─── Dataset ───

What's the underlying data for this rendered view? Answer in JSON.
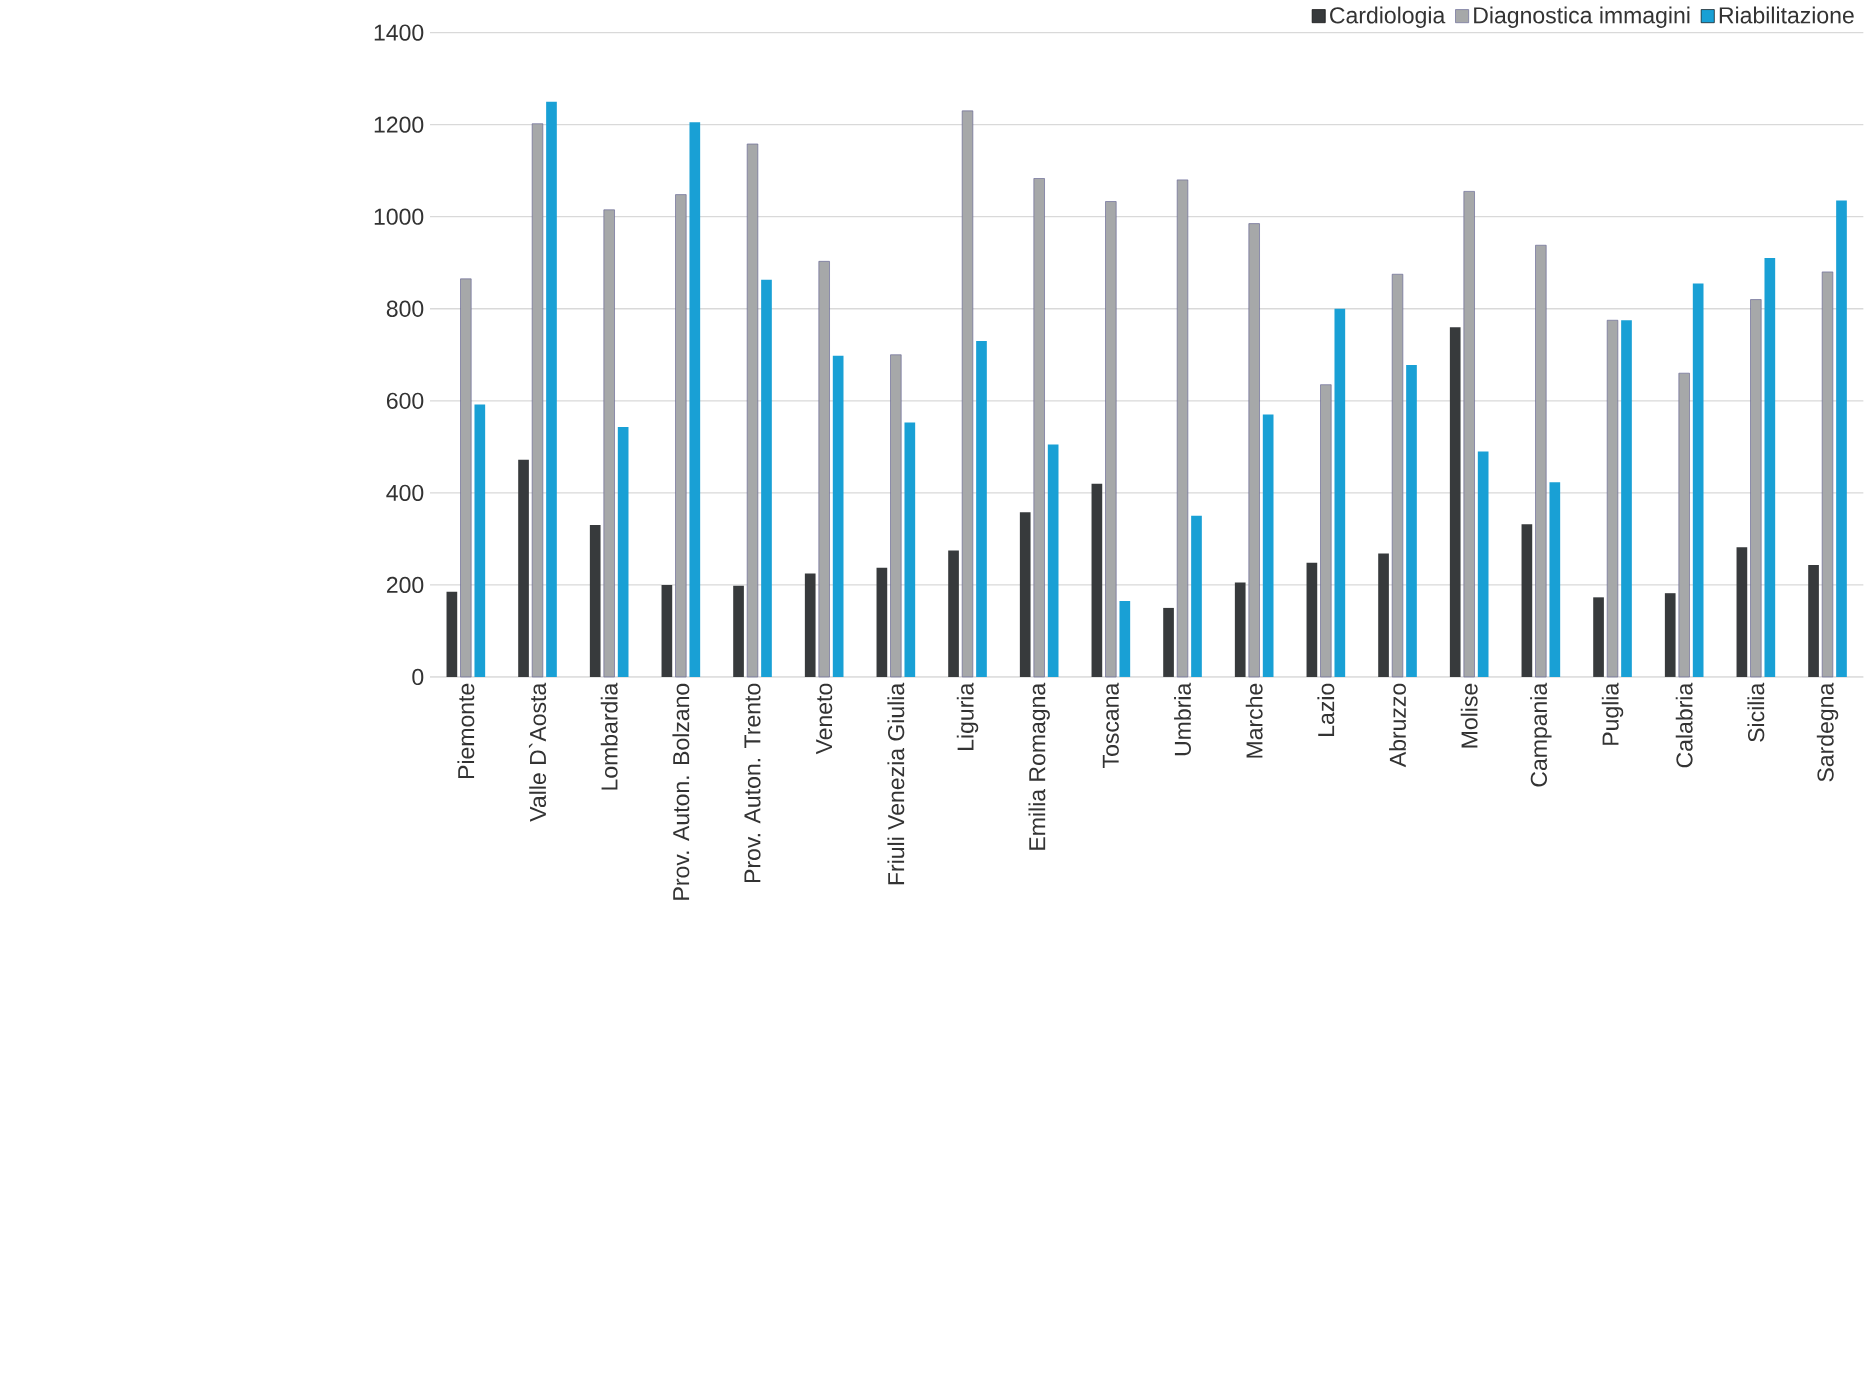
{
  "chart_data": {
    "type": "bar",
    "categories": [
      "Piemonte",
      "Valle D`Aosta",
      "Lombardia",
      "Prov. Auton. Bolzano",
      "Prov. Auton. Trento",
      "Veneto",
      "Friuli Venezia Giulia",
      "Liguria",
      "Emilia Romagna",
      "Toscana",
      "Umbria",
      "Marche",
      "Lazio",
      "Abruzzo",
      "Molise",
      "Campania",
      "Puglia",
      "Calabria",
      "Sicilia",
      "Sardegna"
    ],
    "series": [
      {
        "name": "Cardiologia",
        "color": "#373a3c",
        "values": [
          185,
          472,
          330,
          200,
          198,
          225,
          237,
          275,
          358,
          420,
          150,
          205,
          248,
          268,
          760,
          332,
          173,
          182,
          282,
          243
        ]
      },
      {
        "name": "Diagnostica immagini",
        "color": "#a6a8a9",
        "values": [
          865,
          1202,
          1015,
          1048,
          1158,
          903,
          700,
          1230,
          1083,
          1033,
          1080,
          985,
          635,
          875,
          1055,
          938,
          775,
          660,
          820,
          880
        ]
      },
      {
        "name": "Riabilitazione",
        "color": "#19a0d5",
        "values": [
          592,
          1250,
          543,
          1205,
          863,
          698,
          553,
          730,
          505,
          165,
          350,
          570,
          800,
          678,
          490,
          423,
          775,
          855,
          910,
          1035
        ]
      }
    ],
    "ylim": [
      0,
      1400
    ],
    "yticks": [
      0,
      200,
      400,
      600,
      800,
      1000,
      1200,
      1400
    ],
    "grid": "y",
    "legend": "top right"
  }
}
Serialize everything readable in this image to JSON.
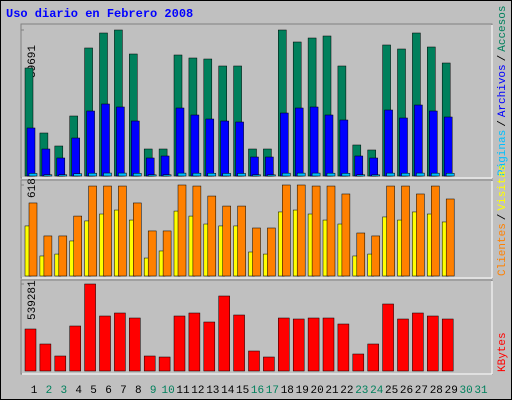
{
  "chart_data": [
    {
      "type": "bar",
      "title": "Uso diario en Febrero 2008",
      "legend_separator": "/",
      "ylim": [
        0,
        39691
      ],
      "yticks": [
        39691
      ],
      "series": [
        {
          "name": "Páginas",
          "color": "#00c0ff",
          "values": [
            700,
            350,
            340,
            620,
            760,
            800,
            790,
            720,
            330,
            340,
            780,
            760,
            740,
            700,
            690,
            330,
            320,
            770,
            780,
            790,
            760,
            720,
            340,
            320,
            780,
            760,
            790,
            770,
            740,
            0,
            0
          ]
        },
        {
          "name": "Archivos",
          "color": "#0000ff",
          "values": [
            13050,
            7340,
            4895,
            10330,
            17670,
            19575,
            18760,
            14950,
            4895,
            5440,
            18485,
            16585,
            15495,
            14950,
            14680,
            5165,
            5165,
            17125,
            18485,
            18760,
            16585,
            15225,
            5440,
            4895,
            17945,
            15770,
            19300,
            17670,
            16040,
            0,
            0
          ]
        },
        {
          "name": "Accesos",
          "color": "#00805c",
          "values": [
            29360,
            11690,
            8155,
            16310,
            34800,
            38875,
            39691,
            33165,
            7340,
            7340,
            32895,
            32080,
            31805,
            29905,
            29905,
            7340,
            7340,
            39691,
            36430,
            37515,
            38060,
            29905,
            8430,
            7070,
            35615,
            34525,
            38875,
            35070,
            30720,
            0,
            0
          ]
        }
      ]
    },
    {
      "type": "bar",
      "legend_separator": "/",
      "ylim": [
        0,
        618
      ],
      "yticks": [
        618
      ],
      "series": [
        {
          "name": "Clientes",
          "color": "#ff8000",
          "values": [
            496,
            272,
            272,
            407,
            611,
            611,
            611,
            496,
            306,
            306,
            618,
            611,
            543,
            475,
            475,
            326,
            326,
            618,
            618,
            611,
            611,
            557,
            292,
            272,
            611,
            611,
            557,
            611,
            523,
            0,
            0
          ]
        },
        {
          "name": "Visitas",
          "color": "#ffff00",
          "values": [
            340,
            136,
            149,
            238,
            374,
            421,
            448,
            380,
            122,
            170,
            441,
            407,
            353,
            340,
            340,
            163,
            149,
            435,
            448,
            421,
            380,
            353,
            136,
            149,
            401,
            380,
            435,
            421,
            367,
            0,
            0
          ]
        }
      ]
    },
    {
      "type": "bar",
      "ylim": [
        0,
        539281
      ],
      "yticks": [
        539281
      ],
      "categories": [
        "1",
        "2",
        "3",
        "4",
        "5",
        "6",
        "7",
        "8",
        "9",
        "10",
        "11",
        "12",
        "13",
        "14",
        "15",
        "16",
        "17",
        "18",
        "19",
        "20",
        "21",
        "22",
        "23",
        "24",
        "25",
        "26",
        "27",
        "28",
        "29",
        "30",
        "31"
      ],
      "category_colors": [
        "#000000",
        "#00805c",
        "#00805c",
        "#000000",
        "#000000",
        "#000000",
        "#000000",
        "#000000",
        "#00805c",
        "#00805c",
        "#000000",
        "#000000",
        "#000000",
        "#000000",
        "#000000",
        "#00805c",
        "#00805c",
        "#000000",
        "#000000",
        "#000000",
        "#000000",
        "#000000",
        "#00805c",
        "#00805c",
        "#000000",
        "#000000",
        "#000000",
        "#000000",
        "#000000",
        "#00805c",
        "#00805c"
      ],
      "series": [
        {
          "name": "KBytes",
          "color": "#ff0000",
          "values": [
            260360,
            167370,
            92980,
            278940,
            539281,
            340925,
            359520,
            328530,
            92980,
            86780,
            340925,
            359520,
            303730,
            464895,
            347120,
            123970,
            86780,
            328530,
            322330,
            328530,
            328530,
            291335,
            105380,
            167370,
            415310,
            322330,
            359520,
            340925,
            322330,
            0,
            0
          ]
        }
      ]
    }
  ]
}
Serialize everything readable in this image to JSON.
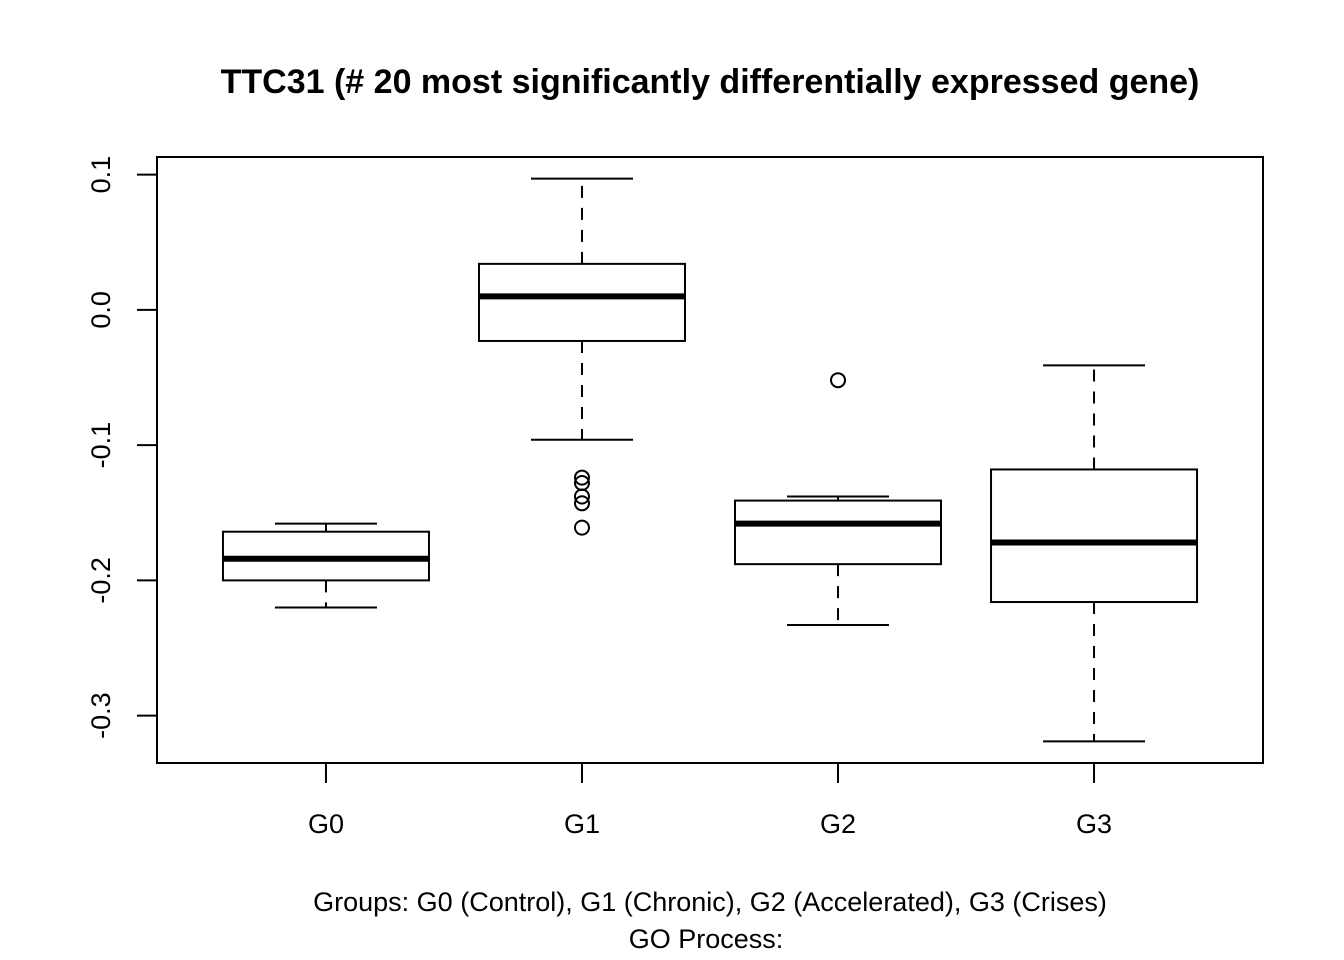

───

Extract all the entries word for word; omit any pictures.

● **Answer to the problem**
What's the underlying data for this rendered view? Answer in JSON.
{
  "chart_data": {
    "type": "bar",
    "categories": [
      "Piemonte",
      "Valle D`Aosta",
      "Lombardia",
      "Prov. Auton. Bolzano",
      "Prov. Auton. Trento",
      "Veneto",
      "Friuli Venezia Giulia",
      "Liguria",
      "Emilia Romagna",
      "Toscana",
      "Umbria",
      "Marche",
      "Lazio",
      "Abruzzo",
      "Molise",
      "Campania",
      "Puglia",
      "Calabria",
      "Sicilia",
      "Sardegna"
    ],
    "series": [
      {
        "name": "Cardiologia",
        "color": "#373a3c",
        "values": [
          185,
          472,
          330,
          200,
          198,
          225,
          237,
          275,
          358,
          420,
          150,
          205,
          248,
          268,
          760,
          332,
          173,
          182,
          282,
          243
        ]
      },
      {
        "name": "Diagnostica immagini",
        "color": "#a6a8a9",
        "values": [
          865,
          1202,
          1015,
          1048,
          1158,
          903,
          700,
          1230,
          1083,
          1033,
          1080,
          985,
          635,
          875,
          1055,
          938,
          775,
          660,
          820,
          880
        ]
      },
      {
        "name": "Riabilitazione",
        "color": "#19a0d5",
        "values": [
          592,
          1250,
          543,
          1205,
          863,
          698,
          553,
          730,
          505,
          165,
          350,
          570,
          800,
          678,
          490,
          423,
          775,
          855,
          910,
          1035
        ]
      }
    ],
    "ylim": [
      0,
      1400
    ],
    "yticks": [
      0,
      200,
      400,
      600,
      800,
      1000,
      1200,
      1400
    ],
    "grid": "y",
    "legend": "top right"
  }
}
Serialize everything readable in this image to JSON.
{
  "chart_data": [
    {
      "type": "bar",
      "title": "Uso diario en Febrero 2008",
      "legend_separator": "/",
      "ylim": [
        0,
        39691
      ],
      "yticks": [
        39691
      ],
      "series": [
        {
          "name": "Páginas",
          "color": "#00c0ff",
          "values": [
            700,
            350,
            340,
            620,
            760,
            800,
            790,
            720,
            330,
            340,
            780,
            760,
            740,
            700,
            690,
            330,
            320,
            770,
            780,
            790,
            760,
            720,
            340,
            320,
            780,
            760,
            790,
            770,
            740,
            0,
            0
          ]
        },
        {
          "name": "Archivos",
          "color": "#0000ff",
          "values": [
            13050,
            7340,
            4895,
            10330,
            17670,
            19575,
            18760,
            14950,
            4895,
            5440,
            18485,
            16585,
            15495,
            14950,
            14680,
            5165,
            5165,
            17125,
            18485,
            18760,
            16585,
            15225,
            5440,
            4895,
            17945,
            15770,
            19300,
            17670,
            16040,
            0,
            0
          ]
        },
        {
          "name": "Accesos",
          "color": "#00805c",
          "values": [
            29360,
            11690,
            8155,
            16310,
            34800,
            38875,
            39691,
            33165,
            7340,
            7340,
            32895,
            32080,
            31805,
            29905,
            29905,
            7340,
            7340,
            39691,
            36430,
            37515,
            38060,
            29905,
            8430,
            7070,
            35615,
            34525,
            38875,
            35070,
            30720,
            0,
            0
          ]
        }
      ]
    },
    {
      "type": "bar",
      "legend_separator": "/",
      "ylim": [
        0,
        618
      ],
      "yticks": [
        618
      ],
      "series": [
        {
          "name": "Clientes",
          "color": "#ff8000",
          "values": [
            496,
            272,
            272,
            407,
            611,
            611,
            611,
            496,
            306,
            306,
            618,
            611,
            543,
            475,
            475,
            326,
            326,
            618,
            618,
            611,
            611,
            557,
            292,
            272,
            611,
            611,
            557,
            611,
            523,
            0,
            0
          ]
        },
        {
          "name": "Visitas",
          "color": "#ffff00",
          "values": [
            340,
            136,
            149,
            238,
            374,
            421,
            448,
            380,
            122,
            170,
            441,
            407,
            353,
            340,
            340,
            163,
            149,
            435,
            448,
            421,
            380,
            353,
            136,
            149,
            401,
            380,
            435,
            421,
            367,
            0,
            0
          ]
        }
      ]
    },
    {
      "type": "bar",
      "ylim": [
        0,
        539281
      ],
      "yticks": [
        539281
      ],
      "categories": [
        "1",
        "2",
        "3",
        "4",
        "5",
        "6",
        "7",
        "8",
        "9",
        "10",
        "11",
        "12",
        "13",
        "14",
        "15",
        "16",
        "17",
        "18",
        "19",
        "20",
        "21",
        "22",
        "23",
        "24",
        "25",
        "26",
        "27",
        "28",
        "29",
        "30",
        "31"
      ],
      "category_colors": [
        "#000000",
        "#00805c",
        "#00805c",
        "#000000",
        "#000000",
        "#000000",
        "#000000",
        "#000000",
        "#00805c",
        "#00805c",
        "#000000",
        "#000000",
        "#000000",
        "#000000",
        "#000000",
        "#00805c",
        "#00805c",
        "#000000",
        "#000000",
        "#000000",
        "#000000",
        "#000000",
        "#00805c",
        "#00805c",
        "#000000",
        "#000000",
        "#000000",
        "#000000",
        "#000000",
        "#00805c",
        "#00805c"
      ],
      "series": [
        {
          "name": "KBytes",
          "color": "#ff0000",
          "values": [
            260360,
            167370,
            92980,
            278940,
            539281,
            340925,
            359520,
            328530,
            92980,
            86780,
            340925,
            359520,
            303730,
            464895,
            347120,
            123970,
            86780,
            328530,
            322330,
            328530,
            328530,
            291335,
            105380,
            167370,
            415310,
            322330,
            359520,
            340925,
            322330,
            0,
            0
          ]
        }
      ]
    }
  ]
}
Serialize everything readable in this image to JSON.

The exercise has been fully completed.